Given request: Find and copy each line of the records where the string "name" shows up.

Data rows:
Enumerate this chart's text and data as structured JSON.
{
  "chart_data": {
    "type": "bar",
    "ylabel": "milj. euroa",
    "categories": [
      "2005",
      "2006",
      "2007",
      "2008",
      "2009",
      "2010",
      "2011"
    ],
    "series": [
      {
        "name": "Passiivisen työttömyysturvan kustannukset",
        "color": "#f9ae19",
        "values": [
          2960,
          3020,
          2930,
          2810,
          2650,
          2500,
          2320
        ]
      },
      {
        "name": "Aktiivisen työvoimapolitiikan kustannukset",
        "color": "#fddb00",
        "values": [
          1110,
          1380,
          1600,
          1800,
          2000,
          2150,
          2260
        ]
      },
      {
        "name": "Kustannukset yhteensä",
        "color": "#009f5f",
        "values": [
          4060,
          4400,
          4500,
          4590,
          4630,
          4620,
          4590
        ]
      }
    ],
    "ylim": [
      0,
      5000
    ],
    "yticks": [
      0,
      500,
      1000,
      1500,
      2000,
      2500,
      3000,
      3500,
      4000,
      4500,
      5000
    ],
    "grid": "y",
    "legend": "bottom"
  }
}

Output:
        "name": "Passiivisen työttömyysturvan kustannukset",
        "name": "Aktiivisen työvoimapolitiikan kustannukset",
        "name": "Kustannukset yhteensä",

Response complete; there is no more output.